**Problem description**
Filter this data down to the lines that hold "objects", and copy them.

**Provided data**
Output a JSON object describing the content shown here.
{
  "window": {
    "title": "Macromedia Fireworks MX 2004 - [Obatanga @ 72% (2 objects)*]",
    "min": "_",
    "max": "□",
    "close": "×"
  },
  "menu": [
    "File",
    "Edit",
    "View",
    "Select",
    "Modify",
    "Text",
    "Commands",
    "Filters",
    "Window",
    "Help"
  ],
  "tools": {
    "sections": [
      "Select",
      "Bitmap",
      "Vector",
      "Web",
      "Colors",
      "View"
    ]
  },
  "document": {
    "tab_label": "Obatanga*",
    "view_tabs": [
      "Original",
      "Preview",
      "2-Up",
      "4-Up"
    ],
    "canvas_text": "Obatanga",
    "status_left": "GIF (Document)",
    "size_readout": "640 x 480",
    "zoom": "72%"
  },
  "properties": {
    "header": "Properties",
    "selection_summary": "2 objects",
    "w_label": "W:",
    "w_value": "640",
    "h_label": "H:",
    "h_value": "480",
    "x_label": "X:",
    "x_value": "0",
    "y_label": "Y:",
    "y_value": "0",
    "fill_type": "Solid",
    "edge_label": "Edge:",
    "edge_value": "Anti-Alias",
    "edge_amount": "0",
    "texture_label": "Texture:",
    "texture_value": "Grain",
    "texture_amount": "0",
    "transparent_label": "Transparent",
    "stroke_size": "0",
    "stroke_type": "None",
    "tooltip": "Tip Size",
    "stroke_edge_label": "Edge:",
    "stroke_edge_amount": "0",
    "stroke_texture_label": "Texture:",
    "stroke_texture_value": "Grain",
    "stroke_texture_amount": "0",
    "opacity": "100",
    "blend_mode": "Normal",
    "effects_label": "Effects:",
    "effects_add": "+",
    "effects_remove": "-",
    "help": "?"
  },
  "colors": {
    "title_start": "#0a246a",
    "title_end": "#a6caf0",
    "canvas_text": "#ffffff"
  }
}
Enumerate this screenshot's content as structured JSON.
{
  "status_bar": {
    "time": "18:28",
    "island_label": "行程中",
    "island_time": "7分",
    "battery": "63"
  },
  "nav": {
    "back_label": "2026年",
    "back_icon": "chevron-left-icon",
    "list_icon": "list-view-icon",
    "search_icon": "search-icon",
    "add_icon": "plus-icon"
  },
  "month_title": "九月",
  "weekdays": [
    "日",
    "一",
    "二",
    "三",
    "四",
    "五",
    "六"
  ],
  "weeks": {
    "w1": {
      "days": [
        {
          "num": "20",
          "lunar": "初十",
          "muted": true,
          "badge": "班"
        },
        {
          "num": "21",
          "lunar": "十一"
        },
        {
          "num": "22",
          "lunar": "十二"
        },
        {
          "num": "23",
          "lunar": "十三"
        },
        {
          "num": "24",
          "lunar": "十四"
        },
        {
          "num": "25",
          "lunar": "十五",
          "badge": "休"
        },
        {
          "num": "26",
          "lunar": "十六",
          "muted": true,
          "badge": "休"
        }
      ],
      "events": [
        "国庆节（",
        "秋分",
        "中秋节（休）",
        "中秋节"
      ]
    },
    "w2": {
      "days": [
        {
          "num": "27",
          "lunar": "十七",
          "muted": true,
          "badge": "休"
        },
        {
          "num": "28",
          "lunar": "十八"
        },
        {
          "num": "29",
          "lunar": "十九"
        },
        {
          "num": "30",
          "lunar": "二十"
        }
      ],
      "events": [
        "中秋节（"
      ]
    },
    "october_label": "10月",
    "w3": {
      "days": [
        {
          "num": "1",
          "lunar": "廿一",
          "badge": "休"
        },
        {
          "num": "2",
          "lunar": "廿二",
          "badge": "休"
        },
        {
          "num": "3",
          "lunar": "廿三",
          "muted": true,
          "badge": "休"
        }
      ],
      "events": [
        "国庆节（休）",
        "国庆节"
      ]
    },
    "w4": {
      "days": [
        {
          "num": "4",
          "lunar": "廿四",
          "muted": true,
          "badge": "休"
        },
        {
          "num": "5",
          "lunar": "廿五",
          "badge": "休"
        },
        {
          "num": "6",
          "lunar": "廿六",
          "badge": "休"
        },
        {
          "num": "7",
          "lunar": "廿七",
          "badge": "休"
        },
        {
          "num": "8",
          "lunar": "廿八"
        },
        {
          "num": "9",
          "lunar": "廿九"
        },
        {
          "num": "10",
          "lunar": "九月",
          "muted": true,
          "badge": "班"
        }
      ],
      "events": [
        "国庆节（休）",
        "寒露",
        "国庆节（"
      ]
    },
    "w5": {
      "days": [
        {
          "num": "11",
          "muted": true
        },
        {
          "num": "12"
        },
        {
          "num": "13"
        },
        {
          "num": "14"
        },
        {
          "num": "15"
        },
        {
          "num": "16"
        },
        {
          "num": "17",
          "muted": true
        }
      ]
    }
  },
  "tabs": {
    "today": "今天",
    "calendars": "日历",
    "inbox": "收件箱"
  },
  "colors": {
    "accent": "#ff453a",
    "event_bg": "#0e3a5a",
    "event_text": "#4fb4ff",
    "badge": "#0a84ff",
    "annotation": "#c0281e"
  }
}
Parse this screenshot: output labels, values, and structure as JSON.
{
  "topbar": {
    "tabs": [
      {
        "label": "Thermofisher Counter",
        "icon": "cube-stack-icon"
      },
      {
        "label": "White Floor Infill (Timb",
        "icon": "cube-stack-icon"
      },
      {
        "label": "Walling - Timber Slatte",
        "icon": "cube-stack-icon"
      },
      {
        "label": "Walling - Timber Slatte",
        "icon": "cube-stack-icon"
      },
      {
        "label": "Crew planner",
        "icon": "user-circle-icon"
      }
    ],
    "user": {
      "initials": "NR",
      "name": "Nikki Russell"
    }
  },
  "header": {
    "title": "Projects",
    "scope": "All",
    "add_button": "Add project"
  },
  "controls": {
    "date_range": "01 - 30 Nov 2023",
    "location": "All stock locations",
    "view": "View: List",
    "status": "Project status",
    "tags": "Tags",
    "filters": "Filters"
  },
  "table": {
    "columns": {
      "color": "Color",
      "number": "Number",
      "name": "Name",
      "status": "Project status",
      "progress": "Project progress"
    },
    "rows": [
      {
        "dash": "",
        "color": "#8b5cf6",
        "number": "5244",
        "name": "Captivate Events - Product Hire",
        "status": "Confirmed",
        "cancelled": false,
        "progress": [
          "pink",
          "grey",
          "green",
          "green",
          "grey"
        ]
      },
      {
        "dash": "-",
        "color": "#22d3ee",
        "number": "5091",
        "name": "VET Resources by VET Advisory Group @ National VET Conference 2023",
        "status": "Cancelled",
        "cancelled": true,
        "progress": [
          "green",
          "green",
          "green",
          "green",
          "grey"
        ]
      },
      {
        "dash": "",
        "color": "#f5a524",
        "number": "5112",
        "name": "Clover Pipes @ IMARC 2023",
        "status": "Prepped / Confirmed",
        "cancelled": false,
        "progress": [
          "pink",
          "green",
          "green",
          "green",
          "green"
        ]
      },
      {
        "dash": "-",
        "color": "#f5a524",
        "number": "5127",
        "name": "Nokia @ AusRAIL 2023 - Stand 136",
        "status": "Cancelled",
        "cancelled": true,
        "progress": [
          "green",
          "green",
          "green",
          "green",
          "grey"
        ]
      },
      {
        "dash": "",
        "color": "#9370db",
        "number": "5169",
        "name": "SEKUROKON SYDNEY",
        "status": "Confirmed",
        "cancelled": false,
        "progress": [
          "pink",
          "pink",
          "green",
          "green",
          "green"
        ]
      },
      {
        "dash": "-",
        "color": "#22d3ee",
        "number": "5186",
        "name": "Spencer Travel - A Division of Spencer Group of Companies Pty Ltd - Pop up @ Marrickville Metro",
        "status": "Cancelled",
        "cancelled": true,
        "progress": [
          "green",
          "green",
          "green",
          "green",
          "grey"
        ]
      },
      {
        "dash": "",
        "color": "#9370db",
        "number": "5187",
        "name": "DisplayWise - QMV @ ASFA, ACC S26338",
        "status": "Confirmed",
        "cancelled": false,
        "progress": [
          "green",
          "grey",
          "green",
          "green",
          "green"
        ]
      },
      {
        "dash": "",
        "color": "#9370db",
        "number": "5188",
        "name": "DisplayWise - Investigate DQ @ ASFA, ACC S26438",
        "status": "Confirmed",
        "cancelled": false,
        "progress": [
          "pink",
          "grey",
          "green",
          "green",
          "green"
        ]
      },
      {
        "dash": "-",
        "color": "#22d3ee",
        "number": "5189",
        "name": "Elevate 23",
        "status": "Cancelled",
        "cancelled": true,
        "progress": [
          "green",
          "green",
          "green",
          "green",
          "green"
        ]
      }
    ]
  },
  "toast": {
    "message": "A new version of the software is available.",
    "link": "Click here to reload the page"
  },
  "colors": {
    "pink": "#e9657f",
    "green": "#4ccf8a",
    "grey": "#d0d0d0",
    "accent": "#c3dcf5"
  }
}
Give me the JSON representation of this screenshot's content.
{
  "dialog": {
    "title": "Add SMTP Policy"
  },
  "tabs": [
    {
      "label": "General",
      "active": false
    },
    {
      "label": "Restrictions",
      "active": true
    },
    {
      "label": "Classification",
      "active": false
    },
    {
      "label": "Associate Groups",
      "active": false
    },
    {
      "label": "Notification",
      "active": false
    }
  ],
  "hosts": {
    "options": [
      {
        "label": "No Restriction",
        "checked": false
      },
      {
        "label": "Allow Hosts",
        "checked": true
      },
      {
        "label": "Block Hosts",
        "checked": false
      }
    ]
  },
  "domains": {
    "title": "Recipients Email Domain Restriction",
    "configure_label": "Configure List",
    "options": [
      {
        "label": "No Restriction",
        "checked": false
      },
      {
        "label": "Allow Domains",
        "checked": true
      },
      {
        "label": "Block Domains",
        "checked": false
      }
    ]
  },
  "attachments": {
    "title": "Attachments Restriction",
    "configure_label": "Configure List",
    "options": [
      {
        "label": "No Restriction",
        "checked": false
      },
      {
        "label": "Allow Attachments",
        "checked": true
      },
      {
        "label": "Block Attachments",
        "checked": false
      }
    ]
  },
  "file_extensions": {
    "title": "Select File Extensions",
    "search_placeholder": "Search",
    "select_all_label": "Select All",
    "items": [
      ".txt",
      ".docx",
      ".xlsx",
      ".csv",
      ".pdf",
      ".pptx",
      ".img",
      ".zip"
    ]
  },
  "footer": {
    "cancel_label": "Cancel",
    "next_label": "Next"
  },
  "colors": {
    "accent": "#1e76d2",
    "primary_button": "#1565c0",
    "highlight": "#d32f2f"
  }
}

**Correct output**
    "title": "Macromedia Fireworks MX 2004 - [Obatanga @ 72% (2 objects)*]",
    "selection_summary": "2 objects",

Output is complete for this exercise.